*TEXT EXCERPT*.
Florida Court of Appeals, Second District

October 2, 2019



          Appeal from the Circuit Court for Pasco County; Susan G. Barthle, Judge.

          Howard L. Dimmig, II, Public Defender, and Robert D. Rosen, Assistant Public Defender, Bartow, for Appellant.

          Ashley Moody, Attorney General, Tallahassee, and Chelsea N. Simms, Assistant Attorney General, Tampa, for Appellee.

          LaROSE, Judge.

         Robert Sanders McCray appeals the order revoking his community control and sentencing him as a Violent Felony Offender of Special Concern (VFOSC). We have jurisdiction. See Fla. R. App. P. 9.030(b)(1)(A); 9.140(b)(1)(D), (F). We affirm the revocation and sentence. We remand, however, so that the trial court may correct a scrivener's error, and render the written VFOSC statutory findings necessary under section 948.06(8)(e), Florida Statutes (2014).


         The State charged Mr. McCray with petit theft, a third-degree felony. § 812.014(3)(c), Fla. Stat. (2014). He pleaded guilty. In August 2015, the trial court sentenced him to two years of community control. Mr. McCray repeatedly violated the conditions of his supervision.

         The "Prior Record" section of every one of Mr. McCray's scoresheets, beginning with his original August 2015 sentencing through his fifth and final violation hearing in January 2018, shows a conviction for second-degree felony burglary. Beginning with his first violation hearing, the State assessed legal status points for each successive violation of community control due to Mr. McCray's VFOSC designation.[1]See § 921.0024(1)(a)(2), Fla. Stat. (2014) (providing for the assessment of twelve community sanction points for each successive violation for a violent felony offender of special concern). Thus, at his last violation hearing, his scoresheet included sixty legal status points. As a result, Mr. McCray was looking at a bottom of the guidelines score of 56.775 months' imprisonment.

*WHAT NEEDS TO BE DONE*. Decide whether each statement below agrees with the court opinion excerpt above. Answer yes or no for each, quoting the deciding words of the opinion exactly. (a) In August 2015, Mr. McCray was sentenced to two years of community control. (b) The appellate court reversed the revocation of Mr. McCray's community control. (c) At his last violation hearing, Mr. McCray's scoresheet included forty-eight legal status points.

*SOURCE MATERIAL*.
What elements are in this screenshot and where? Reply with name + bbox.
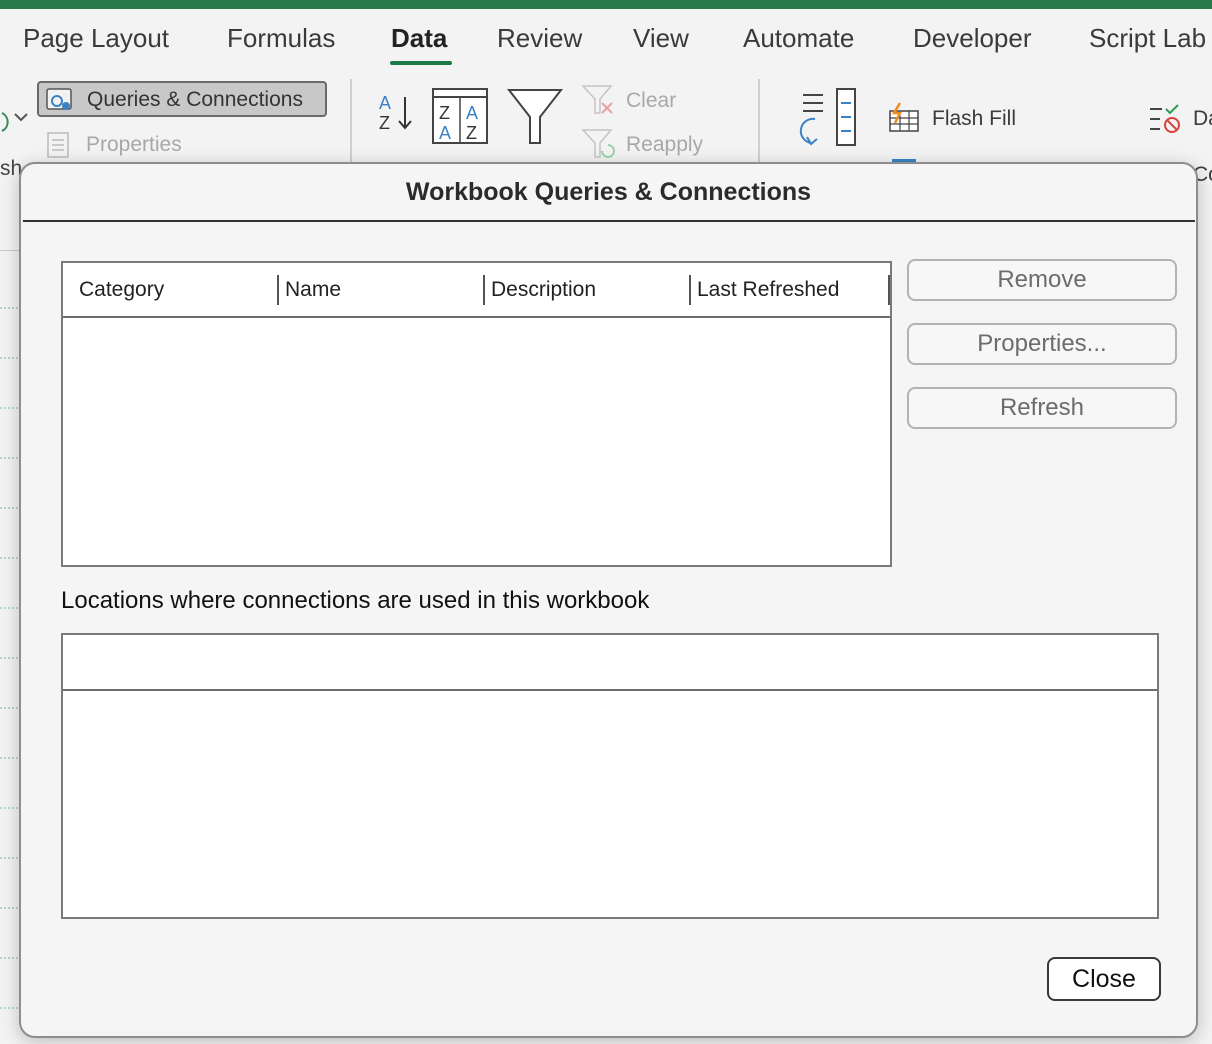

*EXPECTED ANSWER*.
(a) Yes: "In August 2015, the trial court sentenced him to two years of community control."
(b) No: "We affirm the revocation and sentence."
(c) No: "at his last violation hearing, his scoresheet included sixty legal status points."